[Start of Given data]

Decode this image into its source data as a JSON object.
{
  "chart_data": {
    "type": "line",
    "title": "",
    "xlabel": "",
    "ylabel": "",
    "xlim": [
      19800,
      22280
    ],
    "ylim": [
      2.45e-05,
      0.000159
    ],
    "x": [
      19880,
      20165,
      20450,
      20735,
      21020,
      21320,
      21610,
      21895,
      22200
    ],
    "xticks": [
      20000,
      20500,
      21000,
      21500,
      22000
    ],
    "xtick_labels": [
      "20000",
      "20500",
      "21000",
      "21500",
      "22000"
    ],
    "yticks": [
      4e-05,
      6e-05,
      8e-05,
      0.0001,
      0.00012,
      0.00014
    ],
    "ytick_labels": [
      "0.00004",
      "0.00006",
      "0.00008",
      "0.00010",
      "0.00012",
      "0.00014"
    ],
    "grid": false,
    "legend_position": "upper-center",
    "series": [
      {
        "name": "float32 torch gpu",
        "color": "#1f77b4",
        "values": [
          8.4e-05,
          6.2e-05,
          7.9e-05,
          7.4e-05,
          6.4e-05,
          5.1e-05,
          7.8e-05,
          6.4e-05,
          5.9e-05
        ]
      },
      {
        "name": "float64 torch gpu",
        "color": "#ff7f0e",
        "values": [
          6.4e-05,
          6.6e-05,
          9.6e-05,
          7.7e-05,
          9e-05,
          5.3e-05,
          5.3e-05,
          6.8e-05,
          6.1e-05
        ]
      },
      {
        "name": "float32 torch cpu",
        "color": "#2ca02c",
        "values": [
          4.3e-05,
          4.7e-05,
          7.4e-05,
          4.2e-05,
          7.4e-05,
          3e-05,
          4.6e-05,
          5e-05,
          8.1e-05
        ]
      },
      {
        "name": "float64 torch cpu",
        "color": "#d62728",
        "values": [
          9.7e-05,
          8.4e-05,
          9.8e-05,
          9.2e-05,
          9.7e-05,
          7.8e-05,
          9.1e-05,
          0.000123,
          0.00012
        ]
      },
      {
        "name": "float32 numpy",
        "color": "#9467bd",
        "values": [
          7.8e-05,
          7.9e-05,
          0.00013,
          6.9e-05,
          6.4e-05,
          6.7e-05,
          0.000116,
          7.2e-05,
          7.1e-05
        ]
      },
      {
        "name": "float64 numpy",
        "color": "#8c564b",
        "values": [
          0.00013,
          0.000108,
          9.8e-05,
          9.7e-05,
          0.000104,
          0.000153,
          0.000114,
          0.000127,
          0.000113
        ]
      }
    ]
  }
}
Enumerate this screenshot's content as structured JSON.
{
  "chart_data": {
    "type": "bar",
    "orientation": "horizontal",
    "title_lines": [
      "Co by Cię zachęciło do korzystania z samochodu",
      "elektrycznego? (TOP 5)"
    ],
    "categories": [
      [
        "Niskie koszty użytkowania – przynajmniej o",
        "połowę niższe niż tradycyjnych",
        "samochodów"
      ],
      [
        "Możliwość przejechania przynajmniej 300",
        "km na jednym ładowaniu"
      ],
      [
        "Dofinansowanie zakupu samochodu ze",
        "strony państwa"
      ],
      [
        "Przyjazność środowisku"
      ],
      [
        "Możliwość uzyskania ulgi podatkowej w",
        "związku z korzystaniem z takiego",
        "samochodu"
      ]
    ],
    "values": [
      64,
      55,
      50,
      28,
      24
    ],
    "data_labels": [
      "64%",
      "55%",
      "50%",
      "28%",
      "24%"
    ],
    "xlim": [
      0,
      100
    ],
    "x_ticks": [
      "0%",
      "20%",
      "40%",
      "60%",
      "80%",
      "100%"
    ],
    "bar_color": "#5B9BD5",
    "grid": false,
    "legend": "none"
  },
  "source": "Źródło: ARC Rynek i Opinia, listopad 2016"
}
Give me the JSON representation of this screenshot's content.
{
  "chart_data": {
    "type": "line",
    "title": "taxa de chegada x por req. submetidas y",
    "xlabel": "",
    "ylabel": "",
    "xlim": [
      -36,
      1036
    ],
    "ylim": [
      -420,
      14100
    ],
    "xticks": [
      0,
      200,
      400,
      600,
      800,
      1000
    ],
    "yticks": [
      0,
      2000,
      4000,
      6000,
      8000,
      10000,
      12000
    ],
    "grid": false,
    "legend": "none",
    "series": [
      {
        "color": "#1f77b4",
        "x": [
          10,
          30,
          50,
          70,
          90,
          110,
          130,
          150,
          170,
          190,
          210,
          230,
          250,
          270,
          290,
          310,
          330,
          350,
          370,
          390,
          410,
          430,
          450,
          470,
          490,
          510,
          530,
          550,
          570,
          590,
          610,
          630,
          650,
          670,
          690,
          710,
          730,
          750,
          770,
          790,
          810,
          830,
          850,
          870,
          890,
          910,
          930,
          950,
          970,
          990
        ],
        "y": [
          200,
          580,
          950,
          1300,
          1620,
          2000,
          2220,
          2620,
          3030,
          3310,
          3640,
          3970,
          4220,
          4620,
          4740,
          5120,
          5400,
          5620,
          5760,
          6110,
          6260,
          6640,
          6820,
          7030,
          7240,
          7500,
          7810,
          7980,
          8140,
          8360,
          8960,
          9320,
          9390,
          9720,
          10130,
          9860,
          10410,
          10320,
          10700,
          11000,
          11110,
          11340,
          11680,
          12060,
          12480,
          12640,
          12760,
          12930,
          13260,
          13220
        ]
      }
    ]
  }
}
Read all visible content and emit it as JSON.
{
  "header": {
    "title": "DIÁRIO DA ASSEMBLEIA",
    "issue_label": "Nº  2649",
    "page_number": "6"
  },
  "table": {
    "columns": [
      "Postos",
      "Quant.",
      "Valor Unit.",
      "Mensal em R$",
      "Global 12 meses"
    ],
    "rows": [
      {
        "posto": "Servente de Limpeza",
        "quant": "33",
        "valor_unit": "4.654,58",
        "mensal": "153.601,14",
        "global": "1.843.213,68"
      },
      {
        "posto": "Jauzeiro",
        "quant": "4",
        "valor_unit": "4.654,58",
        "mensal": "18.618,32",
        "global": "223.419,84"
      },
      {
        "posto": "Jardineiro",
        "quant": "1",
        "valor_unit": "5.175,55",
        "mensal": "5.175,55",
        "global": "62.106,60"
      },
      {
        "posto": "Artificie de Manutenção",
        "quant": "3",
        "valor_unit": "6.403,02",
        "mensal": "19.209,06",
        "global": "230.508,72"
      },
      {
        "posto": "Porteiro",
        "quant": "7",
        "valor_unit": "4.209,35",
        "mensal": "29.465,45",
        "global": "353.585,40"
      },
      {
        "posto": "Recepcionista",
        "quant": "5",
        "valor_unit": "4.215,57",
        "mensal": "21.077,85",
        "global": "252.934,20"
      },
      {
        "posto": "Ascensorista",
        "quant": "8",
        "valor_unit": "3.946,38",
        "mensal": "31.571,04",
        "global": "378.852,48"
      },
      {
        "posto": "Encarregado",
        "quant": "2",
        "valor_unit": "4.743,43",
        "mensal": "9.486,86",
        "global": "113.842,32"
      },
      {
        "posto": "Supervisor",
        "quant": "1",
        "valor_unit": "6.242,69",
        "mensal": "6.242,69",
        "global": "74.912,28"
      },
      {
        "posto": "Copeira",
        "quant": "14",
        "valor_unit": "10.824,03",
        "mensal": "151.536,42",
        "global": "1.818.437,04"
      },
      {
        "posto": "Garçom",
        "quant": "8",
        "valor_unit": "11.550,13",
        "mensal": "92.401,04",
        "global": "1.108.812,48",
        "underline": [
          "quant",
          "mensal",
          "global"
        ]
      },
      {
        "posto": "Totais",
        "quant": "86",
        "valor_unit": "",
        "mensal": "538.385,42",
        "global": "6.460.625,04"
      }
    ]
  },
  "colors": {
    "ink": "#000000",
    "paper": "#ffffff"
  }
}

[End of Given data]

> Task to carry out
The lines above should be duplicated exactly.

> Result
Decode this image into its source data as a JSON object.
{
  "chart_data": {
    "type": "line",
    "title": "",
    "xlabel": "",
    "ylabel": "",
    "xlim": [
      19800,
      22280
    ],
    "ylim": [
      2.45e-05,
      0.000159
    ],
    "x": [
      19880,
      20165,
      20450,
      20735,
      21020,
      21320,
      21610,
      21895,
      22200
    ],
    "xticks": [
      20000,
      20500,
      21000,
      21500,
      22000
    ],
    "xtick_labels": [
      "20000",
      "20500",
      "21000",
      "21500",
      "22000"
    ],
    "yticks": [
      4e-05,
      6e-05,
      8e-05,
      0.0001,
      0.00012,
      0.00014
    ],
    "ytick_labels": [
      "0.00004",
      "0.00006",
      "0.00008",
      "0.00010",
      "0.00012",
      "0.00014"
    ],
    "grid": false,
    "legend_position": "upper-center",
    "series": [
      {
        "name": "float32 torch gpu",
        "color": "#1f77b4",
        "values": [
          8.4e-05,
          6.2e-05,
          7.9e-05,
          7.4e-05,
          6.4e-05,
          5.1e-05,
          7.8e-05,
          6.4e-05,
          5.9e-05
        ]
      },
      {
        "name": "float64 torch gpu",
        "color": "#ff7f0e",
        "values": [
          6.4e-05,
          6.6e-05,
          9.6e-05,
          7.7e-05,
          9e-05,
          5.3e-05,
          5.3e-05,
          6.8e-05,
          6.1e-05
        ]
      },
      {
        "name": "float32 torch cpu",
        "color": "#2ca02c",
        "values": [
          4.3e-05,
          4.7e-05,
          7.4e-05,
          4.2e-05,
          7.4e-05,
          3e-05,
          4.6e-05,
          5e-05,
          8.1e-05
        ]
      },
      {
        "name": "float64 torch cpu",
        "color": "#d62728",
        "values": [
          9.7e-05,
          8.4e-05,
          9.8e-05,
          9.2e-05,
          9.7e-05,
          7.8e-05,
          9.1e-05,
          0.000123,
          0.00012
        ]
      },
      {
        "name": "float32 numpy",
        "color": "#9467bd",
        "values": [
          7.8e-05,
          7.9e-05,
          0.00013,
          6.9e-05,
          6.4e-05,
          6.7e-05,
          0.000116,
          7.2e-05,
          7.1e-05
        ]
      },
      {
        "name": "float64 numpy",
        "color": "#8c564b",
        "values": [
          0.00013,
          0.000108,
          9.8e-05,
          9.7e-05,
          0.000104,
          0.000153,
          0.000114,
          0.000127,
          0.000113
        ]
      }
    ]
  }
}
Enumerate this screenshot's content as structured JSON.
{
  "chart_data": {
    "type": "bar",
    "orientation": "horizontal",
    "title_lines": [
      "Co by Cię zachęciło do korzystania z samochodu",
      "elektrycznego? (TOP 5)"
    ],
    "categories": [
      [
        "Niskie koszty użytkowania – przynajmniej o",
        "połowę niższe niż tradycyjnych",
        "samochodów"
      ],
      [
        "Możliwość przejechania przynajmniej 300",
        "km na jednym ładowaniu"
      ],
      [
        "Dofinansowanie zakupu samochodu ze",
        "strony państwa"
      ],
      [
        "Przyjazność środowisku"
      ],
      [
        "Możliwość uzyskania ulgi podatkowej w",
        "związku z korzystaniem z takiego",
        "samochodu"
      ]
    ],
    "values": [
      64,
      55,
      50,
      28,
      24
    ],
    "data_labels": [
      "64%",
      "55%",
      "50%",
      "28%",
      "24%"
    ],
    "xlim": [
      0,
      100
    ],
    "x_ticks": [
      "0%",
      "20%",
      "40%",
      "60%",
      "80%",
      "100%"
    ],
    "bar_color": "#5B9BD5",
    "grid": false,
    "legend": "none"
  },
  "source": "Źródło: ARC Rynek i Opinia, listopad 2016"
}
Give me the JSON representation of this screenshot's content.
{
  "chart_data": {
    "type": "line",
    "title": "taxa de chegada x por req. submetidas y",
    "xlabel": "",
    "ylabel": "",
    "xlim": [
      -36,
      1036
    ],
    "ylim": [
      -420,
      14100
    ],
    "xticks": [
      0,
      200,
      400,
      600,
      800,
      1000
    ],
    "yticks": [
      0,
      2000,
      4000,
      6000,
      8000,
      10000,
      12000
    ],
    "grid": false,
    "legend": "none",
    "series": [
      {
        "color": "#1f77b4",
        "x": [
          10,
          30,
          50,
          70,
          90,
          110,
          130,
          150,
          170,
          190,
          210,
          230,
          250,
          270,
          290,
          310,
          330,
          350,
          370,
          390,
          410,
          430,
          450,
          470,
          490,
          510,
          530,
          550,
          570,
          590,
          610,
          630,
          650,
          670,
          690,
          710,
          730,
          750,
          770,
          790,
          810,
          830,
          850,
          870,
          890,
          910,
          930,
          950,
          970,
          990
        ],
        "y": [
          200,
          580,
          950,
          1300,
          1620,
          2000,
          2220,
          2620,
          3030,
          3310,
          3640,
          3970,
          4220,
          4620,
          4740,
          5120,
          5400,
          5620,
          5760,
          6110,
          6260,
          6640,
          6820,
          7030,
          7240,
          7500,
          7810,
          7980,
          8140,
          8360,
          8960,
          9320,
          9390,
          9720,
          10130,
          9860,
          10410,
          10320,
          10700,
          11000,
          11110,
          11340,
          11680,
          12060,
          12480,
          12640,
          12760,
          12930,
          13260,
          13220
        ]
      }
    ]
  }
}
Read all visible content and emit it as JSON.
{
  "header": {
    "title": "DIÁRIO DA ASSEMBLEIA",
    "issue_label": "Nº  2649",
    "page_number": "6"
  },
  "table": {
    "columns": [
      "Postos",
      "Quant.",
      "Valor Unit.",
      "Mensal em R$",
      "Global 12 meses"
    ],
    "rows": [
      {
        "posto": "Servente de Limpeza",
        "quant": "33",
        "valor_unit": "4.654,58",
        "mensal": "153.601,14",
        "global": "1.843.213,68"
      },
      {
        "posto": "Jauzeiro",
        "quant": "4",
        "valor_unit": "4.654,58",
        "mensal": "18.618,32",
        "global": "223.419,84"
      },
      {
        "posto": "Jardineiro",
        "quant": "1",
        "valor_unit": "5.175,55",
        "mensal": "5.175,55",
        "global": "62.106,60"
      },
      {
        "posto": "Artificie de Manutenção",
        "quant": "3",
        "valor_unit": "6.403,02",
        "mensal": "19.209,06",
        "global": "230.508,72"
      },
      {
        "posto": "Porteiro",
        "quant": "7",
        "valor_unit": "4.209,35",
        "mensal": "29.465,45",
        "global": "353.585,40"
      },
      {
        "posto": "Recepcionista",
        "quant": "5",
        "valor_unit": "4.215,57",
        "mensal": "21.077,85",
        "global": "252.934,20"
      },
      {
        "posto": "Ascensorista",
        "quant": "8",
        "valor_unit": "3.946,38",
        "mensal": "31.571,04",
        "global": "378.852,48"
      },
      {
        "posto": "Encarregado",
        "quant": "2",
        "valor_unit": "4.743,43",
        "mensal": "9.486,86",
        "global": "113.842,32"
      },
      {
        "posto": "Supervisor",
        "quant": "1",
        "valor_unit": "6.242,69",
        "mensal": "6.242,69",
        "global": "74.912,28"
      },
      {
        "posto": "Copeira",
        "quant": "14",
        "valor_unit": "10.824,03",
        "mensal": "151.536,42",
        "global": "1.818.437,04"
      },
      {
        "posto": "Garçom",
        "quant": "8",
        "valor_unit": "11.550,13",
        "mensal": "92.401,04",
        "global": "1.108.812,48",
        "underline": [
          "quant",
          "mensal",
          "global"
        ]
      },
      {
        "posto": "Totais",
        "quant": "86",
        "valor_unit": "",
        "mensal": "538.385,42",
        "global": "6.460.625,04"
      }
    ]
  },
  "colors": {
    "ink": "#000000",
    "paper": "#ffffff"
  }
}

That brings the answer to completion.